Request –
Retype the records that come next, word for word.

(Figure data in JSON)
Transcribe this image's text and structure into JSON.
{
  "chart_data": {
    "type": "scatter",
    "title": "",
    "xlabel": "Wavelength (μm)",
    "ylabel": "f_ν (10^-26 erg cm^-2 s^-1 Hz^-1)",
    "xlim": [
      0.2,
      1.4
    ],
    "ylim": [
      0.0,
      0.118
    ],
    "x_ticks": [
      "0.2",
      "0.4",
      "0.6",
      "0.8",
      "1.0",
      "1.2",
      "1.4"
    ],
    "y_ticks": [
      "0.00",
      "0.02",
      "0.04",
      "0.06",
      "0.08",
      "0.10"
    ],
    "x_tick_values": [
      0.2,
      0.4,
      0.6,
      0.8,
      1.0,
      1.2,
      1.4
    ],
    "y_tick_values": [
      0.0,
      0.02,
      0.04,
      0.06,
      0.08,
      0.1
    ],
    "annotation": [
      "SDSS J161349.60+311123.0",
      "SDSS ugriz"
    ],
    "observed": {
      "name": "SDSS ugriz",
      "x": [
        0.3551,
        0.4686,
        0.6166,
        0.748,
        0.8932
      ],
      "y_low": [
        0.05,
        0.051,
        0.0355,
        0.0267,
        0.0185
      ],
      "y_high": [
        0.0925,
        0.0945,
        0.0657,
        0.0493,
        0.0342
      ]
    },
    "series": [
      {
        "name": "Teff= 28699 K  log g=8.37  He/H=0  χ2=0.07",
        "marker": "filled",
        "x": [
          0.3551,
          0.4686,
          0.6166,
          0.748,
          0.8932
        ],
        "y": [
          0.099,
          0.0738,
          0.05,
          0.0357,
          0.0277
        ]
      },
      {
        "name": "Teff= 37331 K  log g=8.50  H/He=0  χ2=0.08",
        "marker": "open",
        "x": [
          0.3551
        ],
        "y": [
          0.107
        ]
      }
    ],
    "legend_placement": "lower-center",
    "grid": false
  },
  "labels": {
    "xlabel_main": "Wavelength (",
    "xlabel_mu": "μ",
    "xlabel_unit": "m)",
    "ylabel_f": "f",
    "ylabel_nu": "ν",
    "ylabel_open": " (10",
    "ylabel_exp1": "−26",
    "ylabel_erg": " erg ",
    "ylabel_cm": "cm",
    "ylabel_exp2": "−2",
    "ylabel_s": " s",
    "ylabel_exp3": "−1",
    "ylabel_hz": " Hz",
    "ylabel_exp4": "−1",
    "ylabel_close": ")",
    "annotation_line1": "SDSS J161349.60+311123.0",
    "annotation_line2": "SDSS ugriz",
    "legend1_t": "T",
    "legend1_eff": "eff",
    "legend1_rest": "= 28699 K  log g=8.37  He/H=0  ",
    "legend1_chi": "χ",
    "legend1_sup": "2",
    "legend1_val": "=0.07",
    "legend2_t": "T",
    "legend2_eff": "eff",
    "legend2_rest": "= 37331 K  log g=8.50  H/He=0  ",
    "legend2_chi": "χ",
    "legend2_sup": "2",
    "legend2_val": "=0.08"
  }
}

Reply to the task –
Transcribe this image's text and structure into JSON.
{
  "chart_data": {
    "type": "scatter",
    "title": "",
    "xlabel": "Wavelength (μm)",
    "ylabel": "f_ν (10^-26 erg cm^-2 s^-1 Hz^-1)",
    "xlim": [
      0.2,
      1.4
    ],
    "ylim": [
      0.0,
      0.118
    ],
    "x_ticks": [
      "0.2",
      "0.4",
      "0.6",
      "0.8",
      "1.0",
      "1.2",
      "1.4"
    ],
    "y_ticks": [
      "0.00",
      "0.02",
      "0.04",
      "0.06",
      "0.08",
      "0.10"
    ],
    "x_tick_values": [
      0.2,
      0.4,
      0.6,
      0.8,
      1.0,
      1.2,
      1.4
    ],
    "y_tick_values": [
      0.0,
      0.02,
      0.04,
      0.06,
      0.08,
      0.1
    ],
    "annotation": [
      "SDSS J161349.60+311123.0",
      "SDSS ugriz"
    ],
    "observed": {
      "name": "SDSS ugriz",
      "x": [
        0.3551,
        0.4686,
        0.6166,
        0.748,
        0.8932
      ],
      "y_low": [
        0.05,
        0.051,
        0.0355,
        0.0267,
        0.0185
      ],
      "y_high": [
        0.0925,
        0.0945,
        0.0657,
        0.0493,
        0.0342
      ]
    },
    "series": [
      {
        "name": "Teff= 28699 K  log g=8.37  He/H=0  χ2=0.07",
        "marker": "filled",
        "x": [
          0.3551,
          0.4686,
          0.6166,
          0.748,
          0.8932
        ],
        "y": [
          0.099,
          0.0738,
          0.05,
          0.0357,
          0.0277
        ]
      },
      {
        "name": "Teff= 37331 K  log g=8.50  H/He=0  χ2=0.08",
        "marker": "open",
        "x": [
          0.3551
        ],
        "y": [
          0.107
        ]
      }
    ],
    "legend_placement": "lower-center",
    "grid": false
  },
  "labels": {
    "xlabel_main": "Wavelength (",
    "xlabel_mu": "μ",
    "xlabel_unit": "m)",
    "ylabel_f": "f",
    "ylabel_nu": "ν",
    "ylabel_open": " (10",
    "ylabel_exp1": "−26",
    "ylabel_erg": " erg ",
    "ylabel_cm": "cm",
    "ylabel_exp2": "−2",
    "ylabel_s": " s",
    "ylabel_exp3": "−1",
    "ylabel_hz": " Hz",
    "ylabel_exp4": "−1",
    "ylabel_close": ")",
    "annotation_line1": "SDSS J161349.60+311123.0",
    "annotation_line2": "SDSS ugriz",
    "legend1_t": "T",
    "legend1_eff": "eff",
    "legend1_rest": "= 28699 K  log g=8.37  He/H=0  ",
    "legend1_chi": "χ",
    "legend1_sup": "2",
    "legend1_val": "=0.07",
    "legend2_t": "T",
    "legend2_eff": "eff",
    "legend2_rest": "= 37331 K  log g=8.50  H/He=0  ",
    "legend2_chi": "χ",
    "legend2_sup": "2",
    "legend2_val": "=0.08"
  }
}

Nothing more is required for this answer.